__YOUR OBJECTIVE__:
A faithful transcription of all the data is required.

Start

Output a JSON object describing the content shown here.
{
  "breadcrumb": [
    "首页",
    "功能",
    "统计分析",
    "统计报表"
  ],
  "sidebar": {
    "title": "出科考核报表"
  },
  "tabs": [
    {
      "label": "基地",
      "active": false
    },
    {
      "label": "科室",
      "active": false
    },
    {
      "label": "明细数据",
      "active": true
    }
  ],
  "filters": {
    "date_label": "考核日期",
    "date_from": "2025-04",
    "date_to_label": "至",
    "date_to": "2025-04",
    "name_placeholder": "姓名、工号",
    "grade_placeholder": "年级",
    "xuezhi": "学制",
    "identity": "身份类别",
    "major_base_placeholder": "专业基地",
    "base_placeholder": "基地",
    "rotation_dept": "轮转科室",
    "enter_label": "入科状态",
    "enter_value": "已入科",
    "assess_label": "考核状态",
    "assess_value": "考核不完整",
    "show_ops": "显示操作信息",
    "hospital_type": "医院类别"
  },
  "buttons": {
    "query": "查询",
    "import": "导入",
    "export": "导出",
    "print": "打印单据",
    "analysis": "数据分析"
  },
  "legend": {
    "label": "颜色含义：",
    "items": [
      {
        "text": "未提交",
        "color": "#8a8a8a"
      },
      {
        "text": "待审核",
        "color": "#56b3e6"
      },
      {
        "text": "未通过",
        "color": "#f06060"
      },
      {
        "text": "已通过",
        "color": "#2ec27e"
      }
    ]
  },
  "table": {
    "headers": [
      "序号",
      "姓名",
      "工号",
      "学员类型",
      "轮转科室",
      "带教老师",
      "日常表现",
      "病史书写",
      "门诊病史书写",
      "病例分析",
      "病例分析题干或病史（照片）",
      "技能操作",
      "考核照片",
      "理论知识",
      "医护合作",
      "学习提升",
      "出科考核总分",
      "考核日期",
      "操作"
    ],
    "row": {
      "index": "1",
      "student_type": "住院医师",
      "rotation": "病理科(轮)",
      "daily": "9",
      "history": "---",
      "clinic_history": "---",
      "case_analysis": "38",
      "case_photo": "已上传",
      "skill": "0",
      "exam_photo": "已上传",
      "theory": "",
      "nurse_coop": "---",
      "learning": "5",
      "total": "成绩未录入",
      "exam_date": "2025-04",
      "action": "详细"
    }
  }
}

End

__THE ANSWER__:
Output a JSON object describing the content shown here.
{
  "breadcrumb": [
    "首页",
    "功能",
    "统计分析",
    "统计报表"
  ],
  "sidebar": {
    "title": "出科考核报表"
  },
  "tabs": [
    {
      "label": "基地",
      "active": false
    },
    {
      "label": "科室",
      "active": false
    },
    {
      "label": "明细数据",
      "active": true
    }
  ],
  "filters": {
    "date_label": "考核日期",
    "date_from": "2025-04",
    "date_to_label": "至",
    "date_to": "2025-04",
    "name_placeholder": "姓名、工号",
    "grade_placeholder": "年级",
    "xuezhi": "学制",
    "identity": "身份类别",
    "major_base_placeholder": "专业基地",
    "base_placeholder": "基地",
    "rotation_dept": "轮转科室",
    "enter_label": "入科状态",
    "enter_value": "已入科",
    "assess_label": "考核状态",
    "assess_value": "考核不完整",
    "show_ops": "显示操作信息",
    "hospital_type": "医院类别"
  },
  "buttons": {
    "query": "查询",
    "import": "导入",
    "export": "导出",
    "print": "打印单据",
    "analysis": "数据分析"
  },
  "legend": {
    "label": "颜色含义：",
    "items": [
      {
        "text": "未提交",
        "color": "#8a8a8a"
      },
      {
        "text": "待审核",
        "color": "#56b3e6"
      },
      {
        "text": "未通过",
        "color": "#f06060"
      },
      {
        "text": "已通过",
        "color": "#2ec27e"
      }
    ]
  },
  "table": {
    "headers": [
      "序号",
      "姓名",
      "工号",
      "学员类型",
      "轮转科室",
      "带教老师",
      "日常表现",
      "病史书写",
      "门诊病史书写",
      "病例分析",
      "病例分析题干或病史（照片）",
      "技能操作",
      "考核照片",
      "理论知识",
      "医护合作",
      "学习提升",
      "出科考核总分",
      "考核日期",
      "操作"
    ],
    "row": {
      "index": "1",
      "student_type": "住院医师",
      "rotation": "病理科(轮)",
      "daily": "9",
      "history": "---",
      "clinic_history": "---",
      "case_analysis": "38",
      "case_photo": "已上传",
      "skill": "0",
      "exam_photo": "已上传",
      "theory": "",
      "nurse_coop": "---",
      "learning": "5",
      "total": "成绩未录入",
      "exam_date": "2025-04",
      "action": "详细"
    }
  }
}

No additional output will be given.